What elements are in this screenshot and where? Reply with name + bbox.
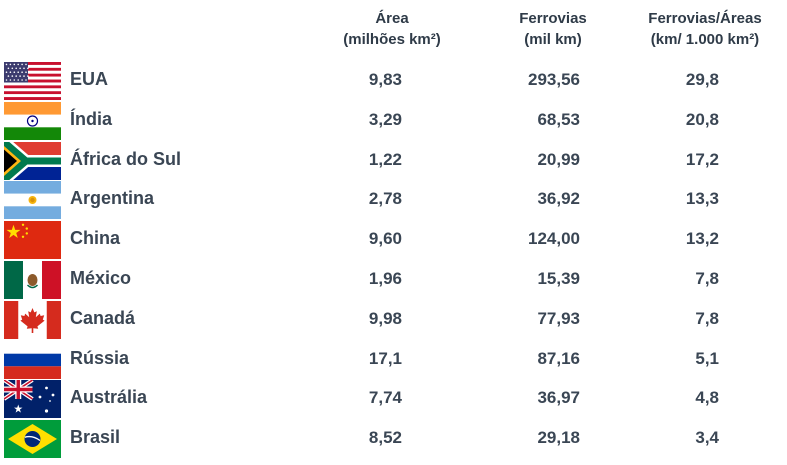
table-row: Rússia 17,1 87,16 5,1 bbox=[0, 340, 787, 380]
area-value: 2,78 bbox=[368, 189, 402, 209]
railways-value: 36,97 bbox=[537, 388, 580, 408]
density-value: 4,8 bbox=[695, 388, 719, 408]
density-value: 13,2 bbox=[685, 229, 719, 249]
area-value: 9,98 bbox=[368, 308, 402, 328]
header-railways-line2: (mil km) bbox=[524, 31, 582, 48]
density-value: 17,2 bbox=[685, 149, 719, 169]
railways-value: 20,99 bbox=[537, 149, 580, 169]
usa-flag bbox=[4, 62, 61, 100]
railways-value: 29,18 bbox=[537, 428, 580, 448]
density-value: 13,3 bbox=[685, 189, 719, 209]
table-row: Brasil 8,52 29,18 3,4 bbox=[0, 419, 787, 459]
table-row: Austrália 7,74 36,97 4,8 bbox=[0, 379, 787, 419]
canada-flag bbox=[4, 300, 61, 339]
area-value: 17,1 bbox=[368, 348, 402, 368]
density-value: 7,8 bbox=[695, 269, 719, 288]
country-name: Rússia bbox=[70, 347, 130, 368]
header-railways: Ferrovias (mil km) bbox=[488, 8, 618, 50]
railways-value: 68,53 bbox=[537, 109, 580, 129]
russia-flag bbox=[4, 340, 61, 379]
country-name: Canadá bbox=[70, 307, 136, 328]
india-flag bbox=[4, 101, 61, 140]
density-value: 5,1 bbox=[695, 348, 719, 368]
table-row: EUA 9,83 293,56 29,8 bbox=[0, 61, 787, 101]
country-name: Austrália bbox=[70, 387, 148, 408]
header-density-line1: Ferrovias/Áreas bbox=[648, 10, 762, 27]
country-name: México bbox=[70, 268, 132, 288]
australia-flag bbox=[4, 380, 61, 419]
area-value: 7,74 bbox=[368, 388, 402, 408]
table-row: Canadá 9,98 77,93 7,8 bbox=[0, 300, 787, 340]
area-value: 1,96 bbox=[368, 269, 402, 288]
table-row: África do Sul 1,22 20,99 17,2 bbox=[0, 141, 787, 181]
area-value: 3,29 bbox=[368, 109, 402, 129]
header-area-line2: (milhões km²) bbox=[343, 31, 441, 48]
header-area: Área (milhões km²) bbox=[322, 8, 462, 50]
railways-value: 15,39 bbox=[537, 269, 580, 288]
table-row: Argentina 2,78 36,92 13,3 bbox=[0, 180, 787, 220]
brazil-flag bbox=[4, 420, 61, 459]
china-flag bbox=[4, 221, 61, 260]
area-value: 9,83 bbox=[368, 70, 402, 89]
density-value: 20,8 bbox=[685, 109, 719, 129]
railways-value: 77,93 bbox=[537, 308, 580, 328]
header-density: Ferrovias/Áreas (km/ 1.000 km²) bbox=[630, 8, 780, 50]
table-row: Índia 3,29 68,53 20,8 bbox=[0, 101, 787, 141]
railways-value: 36,92 bbox=[537, 189, 580, 209]
header-density-line2: (km/ 1.000 km²) bbox=[650, 31, 760, 48]
mexico-flag bbox=[4, 261, 61, 299]
density-value: 7,8 bbox=[695, 308, 719, 328]
area-value: 8,52 bbox=[368, 428, 402, 448]
country-name: EUA bbox=[70, 69, 109, 89]
country-name: China bbox=[70, 228, 121, 249]
header-railways-line1: Ferrovias bbox=[519, 10, 587, 27]
argentina-flag bbox=[4, 181, 61, 220]
country-name: Brasil bbox=[70, 427, 121, 448]
area-value: 1,22 bbox=[368, 149, 402, 169]
country-name: Argentina bbox=[70, 188, 155, 209]
density-value: 29,8 bbox=[685, 70, 719, 89]
south-africa-flag bbox=[4, 141, 61, 180]
header-area-line1: Área bbox=[375, 10, 409, 27]
railways-value: 124,00 bbox=[528, 229, 580, 249]
density-value: 3,4 bbox=[695, 428, 719, 448]
table-row: México 1,96 15,39 7,8 bbox=[0, 260, 787, 300]
country-name: Índia bbox=[70, 108, 113, 129]
table-row: China 9,60 124,00 13,2 bbox=[0, 220, 787, 260]
area-value: 9,60 bbox=[368, 229, 402, 249]
railways-value: 87,16 bbox=[537, 348, 580, 368]
railways-value: 293,56 bbox=[528, 70, 580, 89]
country-name: África do Sul bbox=[70, 148, 182, 169]
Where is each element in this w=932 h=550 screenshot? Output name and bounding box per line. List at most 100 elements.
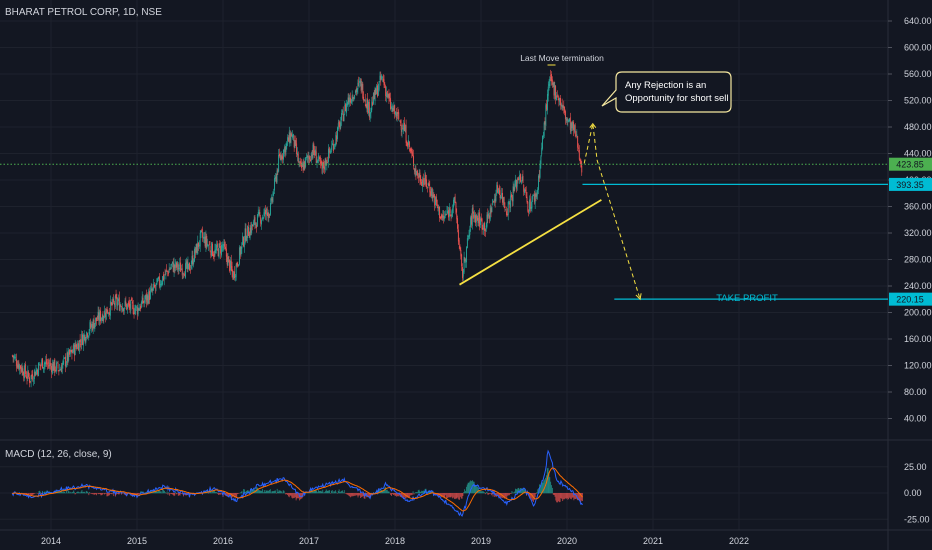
candle-body: [504, 206, 506, 208]
projection-path[interactable]: [583, 123, 641, 300]
macd-histogram-bar: [404, 493, 406, 499]
candle-body: [325, 158, 327, 166]
candle-body: [510, 195, 512, 207]
candle-body: [450, 214, 452, 216]
candle-body: [452, 208, 454, 212]
candle-body: [265, 210, 267, 215]
macd-axis[interactable]: 25.00 0.00 -25.00: [904, 462, 930, 525]
support-trendline[interactable]: [459, 199, 602, 286]
macd-histogram-bar: [563, 493, 564, 500]
candle-body: [259, 212, 261, 216]
time-axis[interactable]: 2014 2015 2016 2017 2018 2019 2020 2021 2022: [41, 536, 749, 546]
macd-histogram-bar: [215, 492, 217, 494]
macd-histogram-bar: [396, 493, 398, 497]
candle-body: [341, 110, 343, 113]
macd-histogram-bar: [431, 491, 433, 494]
macd-histogram-bar: [498, 493, 500, 498]
candle-body: [320, 162, 322, 164]
macd-histogram-bar: [357, 493, 359, 498]
macd-histogram-bar: [559, 493, 561, 502]
macd-histogram-bar: [542, 482, 544, 494]
macd-histogram-bar: [96, 493, 97, 496]
macd-histogram-bar: [523, 488, 525, 494]
macd-histogram-bar: [343, 490, 345, 494]
callout-bubble[interactable]: Any Rejection is an Opportunity for shor…: [601, 71, 732, 113]
candle-body: [113, 299, 115, 302]
candle-body: [535, 193, 537, 197]
candle-body: [183, 274, 185, 275]
macd-histogram-bar: [348, 493, 349, 496]
candle-body: [177, 263, 179, 270]
macd-histogram-bar: [54, 491, 55, 494]
macd-histogram-bar: [180, 493, 182, 494]
macd-histogram-bar: [468, 482, 470, 494]
macd-histogram-bar: [79, 492, 81, 494]
candle-body: [11, 355, 13, 357]
macd-histogram-bar: [332, 492, 334, 494]
candle-body: [257, 212, 259, 216]
macd-histogram-bar: [521, 488, 522, 494]
macd-histogram-bar: [123, 493, 125, 495]
candle-body: [365, 104, 367, 108]
candle-body: [341, 112, 343, 121]
candle-body: [493, 201, 494, 202]
macd-histogram-bar: [406, 493, 408, 497]
macd-histogram-bar: [119, 493, 121, 494]
candle-body: [489, 206, 491, 220]
candle-body: [349, 99, 351, 103]
candle-body: [81, 333, 83, 344]
candle-body: [501, 193, 503, 195]
candle-body: [16, 366, 18, 368]
candle-body: [129, 304, 131, 309]
macd-histogram-bar: [320, 490, 322, 494]
candle-body: [443, 215, 445, 218]
candle-body: [15, 357, 17, 359]
candle-body: [113, 302, 115, 306]
candle-body: [533, 193, 535, 202]
macd-histogram-bar: [75, 493, 77, 494]
macd-histogram-bar: [112, 492, 114, 494]
macd-histogram-bar: [282, 490, 284, 494]
candle-body: [352, 97, 354, 99]
candle-body: [310, 159, 311, 162]
macd-histogram-bar: [340, 491, 342, 494]
macd-histogram-bar: [296, 493, 298, 499]
candle-body: [578, 150, 580, 160]
macd-histogram-bar: [422, 490, 424, 494]
candle-body: [389, 97, 391, 99]
candle-body: [354, 90, 356, 94]
candle-body: [574, 125, 576, 135]
macd-histogram-bar: [577, 493, 579, 501]
candle-body: [359, 81, 360, 83]
candle-body: [220, 246, 222, 254]
macd-histogram-bar: [485, 492, 487, 494]
candle-body: [456, 214, 458, 220]
macd-histogram-bar: [336, 492, 337, 494]
macd-histogram-bar: [41, 493, 42, 495]
candle-body: [517, 178, 519, 180]
macd-histogram-bar: [450, 493, 452, 498]
candle-body: [46, 363, 48, 365]
macd-histogram-bar: [250, 488, 252, 494]
macd-histogram-bar: [74, 493, 76, 495]
candle-body: [461, 254, 463, 267]
macd-tick-label: -25.00: [904, 514, 930, 524]
macd-histogram-bar: [179, 493, 181, 496]
candle-body: [159, 284, 161, 288]
candle-body: [203, 236, 204, 239]
macd-histogram-bar: [449, 493, 451, 498]
candle-body: [430, 188, 432, 197]
macd-histogram-bar: [158, 490, 159, 494]
macd-histogram-bar: [368, 493, 370, 497]
candle-body: [370, 107, 372, 114]
price-axis[interactable]: 640.00600.00560.00520.00480.00440.00400.…: [888, 16, 932, 424]
x-tick-label: 2016: [213, 536, 233, 546]
macd-histogram-bar: [71, 492, 73, 494]
macd-histogram-bar: [72, 490, 74, 494]
macd-histogram-bar: [342, 490, 343, 494]
candle-body: [104, 312, 106, 318]
macd-histogram-bar: [385, 486, 386, 494]
candle-body: [323, 161, 325, 169]
candle-body: [458, 240, 460, 245]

(Your instructions): Copy out the rows unchanged, beginning at the row that has "candle-body: [504, 206, 506, 208]" and stopping after the row that has "candle-body: [365, 104, 367, 108]", with both of those rows included.

(Problem solution):
candle-body: [504, 206, 506, 208]
projection-path[interactable]: [583, 123, 641, 300]
macd-histogram-bar: [404, 493, 406, 499]
candle-body: [325, 158, 327, 166]
candle-body: [510, 195, 512, 207]
candle-body: [450, 214, 452, 216]
candle-body: [452, 208, 454, 212]
candle-body: [265, 210, 267, 215]
macd-axis[interactable]: 25.00 0.00 -25.00: [904, 462, 930, 525]
support-trendline[interactable]: [459, 199, 602, 286]
macd-histogram-bar: [563, 493, 564, 500]
candle-body: [259, 212, 261, 216]
time-axis[interactable]: 2014 2015 2016 2017 2018 2019 2020 2021 2022: [41, 536, 749, 546]
macd-histogram-bar: [215, 492, 217, 494]
macd-histogram-bar: [396, 493, 398, 497]
candle-body: [341, 110, 343, 113]
macd-histogram-bar: [431, 491, 433, 494]
macd-histogram-bar: [498, 493, 500, 498]
candle-body: [320, 162, 322, 164]
macd-histogram-bar: [357, 493, 359, 498]
macd-histogram-bar: [559, 493, 561, 502]
macd-histogram-bar: [542, 482, 544, 494]
macd-histogram-bar: [96, 493, 97, 496]
macd-histogram-bar: [523, 488, 525, 494]
macd-histogram-bar: [343, 490, 345, 494]
callout-bubble[interactable]: Any Rejection is an Opportunity for shor…: [601, 71, 732, 113]
candle-body: [113, 299, 115, 302]
candle-body: [535, 193, 537, 197]
candle-body: [183, 274, 185, 275]
macd-histogram-bar: [348, 493, 349, 496]
candle-body: [177, 263, 179, 270]
macd-histogram-bar: [54, 491, 55, 494]
macd-histogram-bar: [180, 493, 182, 494]
macd-histogram-bar: [468, 482, 470, 494]
macd-histogram-bar: [79, 492, 81, 494]
candle-body: [11, 355, 13, 357]
macd-histogram-bar: [332, 492, 334, 494]
candle-body: [257, 212, 259, 216]
macd-histogram-bar: [521, 488, 522, 494]
macd-histogram-bar: [123, 493, 125, 495]
candle-body: [365, 104, 367, 108]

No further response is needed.